> _Written exercise_
Return a copy of each line that holds the string "JSON".

> _Raw records_
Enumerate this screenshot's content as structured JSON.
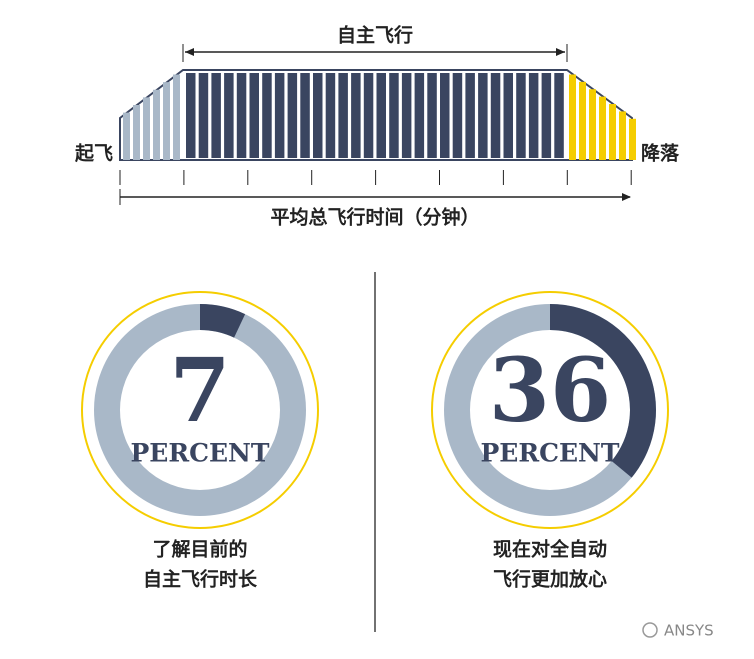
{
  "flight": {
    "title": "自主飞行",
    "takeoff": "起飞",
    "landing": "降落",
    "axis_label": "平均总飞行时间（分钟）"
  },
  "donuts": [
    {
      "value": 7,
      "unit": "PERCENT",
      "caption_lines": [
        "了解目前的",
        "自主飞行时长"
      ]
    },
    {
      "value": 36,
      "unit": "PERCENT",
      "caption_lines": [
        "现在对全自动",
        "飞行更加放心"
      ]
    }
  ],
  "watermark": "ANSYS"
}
==
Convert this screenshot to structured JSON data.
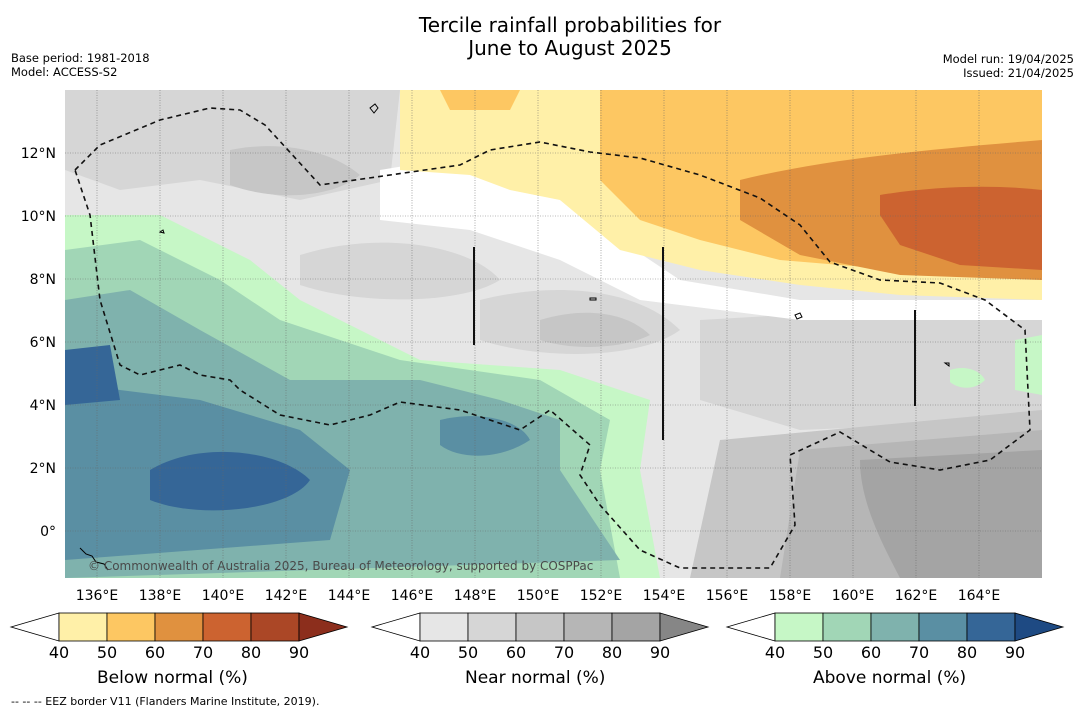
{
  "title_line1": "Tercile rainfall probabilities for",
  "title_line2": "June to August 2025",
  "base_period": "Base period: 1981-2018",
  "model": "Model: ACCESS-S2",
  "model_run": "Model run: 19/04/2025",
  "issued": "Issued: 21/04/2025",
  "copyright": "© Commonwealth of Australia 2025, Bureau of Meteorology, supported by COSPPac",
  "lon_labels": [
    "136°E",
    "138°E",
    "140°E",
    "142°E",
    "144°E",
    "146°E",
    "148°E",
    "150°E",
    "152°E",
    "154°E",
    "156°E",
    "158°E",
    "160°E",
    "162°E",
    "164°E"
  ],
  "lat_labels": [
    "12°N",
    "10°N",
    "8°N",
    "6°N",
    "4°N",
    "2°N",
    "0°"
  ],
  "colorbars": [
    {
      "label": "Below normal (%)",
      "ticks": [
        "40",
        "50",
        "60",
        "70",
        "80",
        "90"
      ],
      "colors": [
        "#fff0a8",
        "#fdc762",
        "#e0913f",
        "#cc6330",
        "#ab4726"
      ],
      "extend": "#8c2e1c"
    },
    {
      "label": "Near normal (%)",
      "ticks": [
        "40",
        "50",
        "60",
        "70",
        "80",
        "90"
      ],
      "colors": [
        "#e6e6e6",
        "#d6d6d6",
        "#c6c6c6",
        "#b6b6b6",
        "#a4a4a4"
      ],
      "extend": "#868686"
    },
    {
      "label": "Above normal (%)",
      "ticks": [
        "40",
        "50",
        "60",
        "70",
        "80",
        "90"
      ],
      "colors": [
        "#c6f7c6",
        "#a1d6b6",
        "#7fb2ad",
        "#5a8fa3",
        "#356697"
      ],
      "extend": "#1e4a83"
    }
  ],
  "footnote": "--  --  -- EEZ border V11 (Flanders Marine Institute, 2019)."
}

> _Answer to the task_
Enumerate this screenshot's content as structured JSON.
Convert this screenshot to structured JSON data.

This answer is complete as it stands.